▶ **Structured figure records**
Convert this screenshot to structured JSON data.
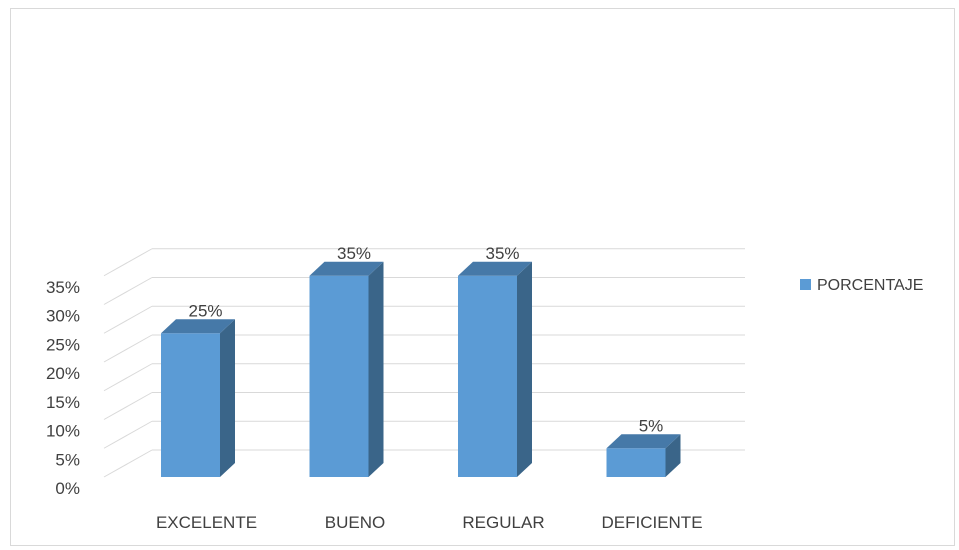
{
  "chart_data": {
    "type": "bar",
    "categories": [
      "EXCELENTE",
      "BUENO",
      "REGULAR",
      "DEFICIENTE"
    ],
    "series": [
      {
        "name": "PORCENTAJE",
        "values": [
          25,
          35,
          35,
          5
        ]
      }
    ],
    "data_labels": [
      "25%",
      "35%",
      "35%",
      "5%"
    ],
    "y_ticks": [
      "0%",
      "5%",
      "10%",
      "15%",
      "20%",
      "25%",
      "30%",
      "35%"
    ],
    "ylim": [
      0,
      35
    ],
    "grid": true,
    "legend": "right",
    "three_d": true,
    "colors": {
      "bar_front": "#5b9bd5",
      "bar_side": "#3a6589",
      "bar_top": "#4679a8",
      "grid": "#d9d9d9",
      "text": "#404040"
    }
  }
}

▶ **Aim**
Set down every record once more, word for word, without pictures.

▶ **Worked answer**
Convert this screenshot to structured JSON data.
{
  "chart_data": {
    "type": "bar",
    "categories": [
      "EXCELENTE",
      "BUENO",
      "REGULAR",
      "DEFICIENTE"
    ],
    "series": [
      {
        "name": "PORCENTAJE",
        "values": [
          25,
          35,
          35,
          5
        ]
      }
    ],
    "data_labels": [
      "25%",
      "35%",
      "35%",
      "5%"
    ],
    "y_ticks": [
      "0%",
      "5%",
      "10%",
      "15%",
      "20%",
      "25%",
      "30%",
      "35%"
    ],
    "ylim": [
      0,
      35
    ],
    "grid": true,
    "legend": "right",
    "three_d": true,
    "colors": {
      "bar_front": "#5b9bd5",
      "bar_side": "#3a6589",
      "bar_top": "#4679a8",
      "grid": "#d9d9d9",
      "text": "#404040"
    }
  }
}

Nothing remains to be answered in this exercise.